*** Extract provided
Archaeological excavation
On December 8, 2005, New York City authorities announced that builders working on a new South Ferry Subway Station in Battery Park had found the remains of a 200-year-old stone wall.[4]"This wall most likely is a portion of the gun batteries that once protected the city in the late 17th and 18th centuries and gave rise to the modern park name," said Robert Tierney, chairman of the New York City Landmarks Preservation Commission. The city and the New York City Transit Authority plan to work together to preserve the remains, which were described as "an important remnant of the history of New York City."
A total of four distinct walls and over 250,000 individual artifacts were found in the excavation of the South Ferry Station and Tunnel. A portion of one wall was placed on temporary display inside Castle Clinton.
******
*** Material supplied
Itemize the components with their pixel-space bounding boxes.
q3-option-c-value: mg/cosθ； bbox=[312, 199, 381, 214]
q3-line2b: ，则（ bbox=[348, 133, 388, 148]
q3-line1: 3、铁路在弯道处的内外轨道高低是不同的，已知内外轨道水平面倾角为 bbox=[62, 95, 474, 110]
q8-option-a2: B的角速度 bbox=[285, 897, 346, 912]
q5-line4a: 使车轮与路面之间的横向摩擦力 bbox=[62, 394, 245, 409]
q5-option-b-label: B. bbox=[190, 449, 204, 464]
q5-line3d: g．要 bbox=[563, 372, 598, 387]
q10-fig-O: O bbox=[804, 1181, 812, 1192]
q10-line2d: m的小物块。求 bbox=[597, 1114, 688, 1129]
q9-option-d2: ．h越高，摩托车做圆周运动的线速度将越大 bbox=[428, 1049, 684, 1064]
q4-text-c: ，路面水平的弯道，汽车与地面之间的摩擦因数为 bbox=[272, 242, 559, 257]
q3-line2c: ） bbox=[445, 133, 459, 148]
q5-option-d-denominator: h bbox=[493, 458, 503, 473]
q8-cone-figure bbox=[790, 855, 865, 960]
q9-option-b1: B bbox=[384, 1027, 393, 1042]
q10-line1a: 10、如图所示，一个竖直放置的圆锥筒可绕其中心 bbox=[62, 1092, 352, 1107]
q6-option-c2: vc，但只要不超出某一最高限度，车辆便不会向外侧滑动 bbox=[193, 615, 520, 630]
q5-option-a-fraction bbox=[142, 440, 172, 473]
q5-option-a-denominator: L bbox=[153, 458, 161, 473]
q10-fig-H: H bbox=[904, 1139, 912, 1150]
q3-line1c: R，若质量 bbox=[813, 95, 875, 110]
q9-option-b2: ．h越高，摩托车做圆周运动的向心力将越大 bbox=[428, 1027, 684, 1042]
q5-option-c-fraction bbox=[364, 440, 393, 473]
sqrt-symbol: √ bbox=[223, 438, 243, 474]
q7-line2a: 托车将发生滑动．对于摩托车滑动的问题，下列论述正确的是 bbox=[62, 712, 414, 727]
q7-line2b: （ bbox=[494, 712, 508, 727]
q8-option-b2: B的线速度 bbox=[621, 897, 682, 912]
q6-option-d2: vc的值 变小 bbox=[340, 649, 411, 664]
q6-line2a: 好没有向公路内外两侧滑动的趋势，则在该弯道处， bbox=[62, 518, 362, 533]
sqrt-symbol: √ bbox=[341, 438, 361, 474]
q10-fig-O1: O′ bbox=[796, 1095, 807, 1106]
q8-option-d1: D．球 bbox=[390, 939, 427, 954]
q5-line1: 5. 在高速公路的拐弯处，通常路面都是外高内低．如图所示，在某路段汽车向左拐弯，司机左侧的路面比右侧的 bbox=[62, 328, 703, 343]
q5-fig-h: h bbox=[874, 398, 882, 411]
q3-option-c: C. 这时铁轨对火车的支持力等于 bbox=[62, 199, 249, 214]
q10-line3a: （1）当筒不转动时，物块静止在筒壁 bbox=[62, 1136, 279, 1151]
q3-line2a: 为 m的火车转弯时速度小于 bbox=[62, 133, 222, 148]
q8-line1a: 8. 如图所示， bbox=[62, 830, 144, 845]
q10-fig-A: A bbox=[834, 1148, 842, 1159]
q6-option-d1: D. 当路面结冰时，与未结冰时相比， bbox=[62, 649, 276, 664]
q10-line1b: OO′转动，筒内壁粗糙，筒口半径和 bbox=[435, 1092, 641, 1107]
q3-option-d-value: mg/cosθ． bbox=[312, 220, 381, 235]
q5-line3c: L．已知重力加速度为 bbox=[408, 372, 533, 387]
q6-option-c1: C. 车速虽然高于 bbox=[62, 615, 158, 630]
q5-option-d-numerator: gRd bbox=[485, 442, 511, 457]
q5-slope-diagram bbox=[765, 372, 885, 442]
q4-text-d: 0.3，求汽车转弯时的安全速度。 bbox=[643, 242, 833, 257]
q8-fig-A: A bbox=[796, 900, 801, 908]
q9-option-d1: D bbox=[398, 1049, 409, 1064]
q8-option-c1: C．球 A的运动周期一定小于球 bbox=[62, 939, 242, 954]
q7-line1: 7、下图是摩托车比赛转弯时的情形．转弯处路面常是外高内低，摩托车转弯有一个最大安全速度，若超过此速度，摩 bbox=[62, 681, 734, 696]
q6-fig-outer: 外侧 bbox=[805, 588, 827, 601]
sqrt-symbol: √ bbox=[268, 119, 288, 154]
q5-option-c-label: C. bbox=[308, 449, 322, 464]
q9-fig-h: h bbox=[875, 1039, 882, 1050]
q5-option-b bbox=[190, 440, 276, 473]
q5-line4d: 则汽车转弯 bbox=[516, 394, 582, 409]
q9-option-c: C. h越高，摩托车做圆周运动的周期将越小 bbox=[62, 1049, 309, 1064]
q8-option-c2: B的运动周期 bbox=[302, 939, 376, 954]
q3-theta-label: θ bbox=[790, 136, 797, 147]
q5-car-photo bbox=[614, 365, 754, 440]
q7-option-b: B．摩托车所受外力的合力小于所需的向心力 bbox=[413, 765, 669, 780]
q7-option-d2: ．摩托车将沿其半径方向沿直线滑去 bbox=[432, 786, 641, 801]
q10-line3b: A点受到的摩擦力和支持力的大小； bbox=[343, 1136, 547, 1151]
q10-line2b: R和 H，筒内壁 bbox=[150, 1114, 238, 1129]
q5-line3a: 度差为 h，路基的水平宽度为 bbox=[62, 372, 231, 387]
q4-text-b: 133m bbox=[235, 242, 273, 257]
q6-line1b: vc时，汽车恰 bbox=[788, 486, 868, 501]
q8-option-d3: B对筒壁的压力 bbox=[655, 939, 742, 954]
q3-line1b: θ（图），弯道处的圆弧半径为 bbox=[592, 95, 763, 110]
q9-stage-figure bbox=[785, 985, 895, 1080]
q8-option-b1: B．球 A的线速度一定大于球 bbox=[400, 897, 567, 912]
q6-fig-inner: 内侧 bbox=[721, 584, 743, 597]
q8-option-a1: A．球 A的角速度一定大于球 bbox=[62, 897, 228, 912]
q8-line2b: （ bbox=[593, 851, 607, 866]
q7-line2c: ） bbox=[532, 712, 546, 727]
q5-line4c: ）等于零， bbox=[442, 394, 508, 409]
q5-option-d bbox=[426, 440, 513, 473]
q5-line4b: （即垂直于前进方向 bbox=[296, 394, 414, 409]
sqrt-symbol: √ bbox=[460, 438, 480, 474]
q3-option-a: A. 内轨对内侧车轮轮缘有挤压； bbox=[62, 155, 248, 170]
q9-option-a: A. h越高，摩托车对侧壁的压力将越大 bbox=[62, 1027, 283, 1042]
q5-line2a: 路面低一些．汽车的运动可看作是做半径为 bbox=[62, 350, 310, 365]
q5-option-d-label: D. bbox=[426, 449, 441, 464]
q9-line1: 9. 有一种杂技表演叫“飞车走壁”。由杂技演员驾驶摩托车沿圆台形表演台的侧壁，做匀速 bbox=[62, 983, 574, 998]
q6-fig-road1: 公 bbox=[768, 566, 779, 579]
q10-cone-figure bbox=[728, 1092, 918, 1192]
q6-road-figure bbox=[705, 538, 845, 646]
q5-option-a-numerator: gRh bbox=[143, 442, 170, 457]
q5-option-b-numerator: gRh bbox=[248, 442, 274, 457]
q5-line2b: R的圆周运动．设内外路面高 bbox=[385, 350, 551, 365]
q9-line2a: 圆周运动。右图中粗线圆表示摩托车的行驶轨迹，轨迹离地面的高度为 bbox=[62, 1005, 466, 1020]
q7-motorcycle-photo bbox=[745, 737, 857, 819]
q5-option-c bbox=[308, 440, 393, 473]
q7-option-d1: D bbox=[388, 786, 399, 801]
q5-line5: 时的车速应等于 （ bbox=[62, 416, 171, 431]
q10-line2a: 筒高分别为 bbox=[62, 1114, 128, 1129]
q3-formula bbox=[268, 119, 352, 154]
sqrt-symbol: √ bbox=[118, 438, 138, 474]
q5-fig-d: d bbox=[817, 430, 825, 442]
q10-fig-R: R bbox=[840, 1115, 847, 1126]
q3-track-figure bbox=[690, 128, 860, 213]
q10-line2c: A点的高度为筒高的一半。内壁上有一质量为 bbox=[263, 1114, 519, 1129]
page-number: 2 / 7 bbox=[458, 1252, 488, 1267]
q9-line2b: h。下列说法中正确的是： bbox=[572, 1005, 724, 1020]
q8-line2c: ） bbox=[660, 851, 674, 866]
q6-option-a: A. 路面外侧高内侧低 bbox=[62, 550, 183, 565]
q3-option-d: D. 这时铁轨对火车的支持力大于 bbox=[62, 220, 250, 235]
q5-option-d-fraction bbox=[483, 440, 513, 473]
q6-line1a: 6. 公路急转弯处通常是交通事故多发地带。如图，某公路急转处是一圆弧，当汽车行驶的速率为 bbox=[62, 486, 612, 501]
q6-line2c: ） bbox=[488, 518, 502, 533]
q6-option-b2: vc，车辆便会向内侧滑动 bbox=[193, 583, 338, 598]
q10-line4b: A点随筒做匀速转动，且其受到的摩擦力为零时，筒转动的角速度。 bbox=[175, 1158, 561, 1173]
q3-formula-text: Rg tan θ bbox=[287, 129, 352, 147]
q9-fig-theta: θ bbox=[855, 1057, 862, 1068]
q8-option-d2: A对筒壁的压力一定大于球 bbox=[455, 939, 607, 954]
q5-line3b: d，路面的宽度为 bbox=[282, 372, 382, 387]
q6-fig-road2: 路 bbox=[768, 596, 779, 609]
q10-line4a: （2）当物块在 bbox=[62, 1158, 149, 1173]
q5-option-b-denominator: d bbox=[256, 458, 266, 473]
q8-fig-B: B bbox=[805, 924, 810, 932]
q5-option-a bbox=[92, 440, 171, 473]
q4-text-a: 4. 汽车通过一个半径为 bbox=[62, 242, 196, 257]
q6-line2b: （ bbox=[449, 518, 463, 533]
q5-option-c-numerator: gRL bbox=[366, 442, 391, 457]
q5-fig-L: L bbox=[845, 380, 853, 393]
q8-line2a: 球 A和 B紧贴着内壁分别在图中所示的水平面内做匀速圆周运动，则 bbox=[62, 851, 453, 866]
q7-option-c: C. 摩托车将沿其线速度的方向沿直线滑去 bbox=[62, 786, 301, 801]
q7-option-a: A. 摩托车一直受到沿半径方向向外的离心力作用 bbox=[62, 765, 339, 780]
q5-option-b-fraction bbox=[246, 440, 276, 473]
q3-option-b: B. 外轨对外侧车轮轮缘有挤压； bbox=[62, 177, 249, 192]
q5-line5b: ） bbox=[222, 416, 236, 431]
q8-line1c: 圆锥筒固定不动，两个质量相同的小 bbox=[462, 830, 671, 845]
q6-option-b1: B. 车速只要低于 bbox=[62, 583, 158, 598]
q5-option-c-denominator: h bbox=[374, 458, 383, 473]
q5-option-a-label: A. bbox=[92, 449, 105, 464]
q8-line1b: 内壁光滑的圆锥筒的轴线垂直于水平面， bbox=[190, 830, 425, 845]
******
### Required work
A) Please revise the excavation passage, everything from "Archaeological excavation" down to "inside Castle Clinton.", with "Battery Park" replaced by "The Battery".
B) According to the excavation passage, how many individual artifacts were found in the excavation of the South Ferry Station and Tunnel?
C) Decide whether each statement agrees with the excavation passage, answering yes or no and quoting the deciding words: (i) The discovery of the wall was announced in 2005. (ii) Robert Tierney was chairman of the New York City Transit Authority. (iii) An entire wall was placed on permanent display inside Castle Clinton.

### Response list
A)
Archaeological excavation
On December 8, 2005, New York City authorities announced that builders working on a new South Ferry Subway Station in The Battery had found the remains of a 200-year-old stone wall.[4]"This wall most likely is a portion of the gun batteries that once protected the city in the late 17th and 18th centuries and gave rise to the modern park name," said Robert Tierney, chairman of the New York City Landmarks Preservation Commission. The city and the New York City Transit Authority plan to work together to preserve the remains, which were described as "an important remnant of the history of New York City."
A total of four distinct walls and over 250,000 individual artifacts were found in the excavation of the South Ferry Station and Tunnel. A portion of one wall was placed on temporary display inside Castle Clinton.

B) Over 250,000.

C)
(i) Yes: "On December 8, 2005, New York City authorities announced"
(ii) No: "chairman of the New York City Landmarks Preservation Commission"
(iii) No: "A portion of one wall was placed on temporary display inside Castle Clinton."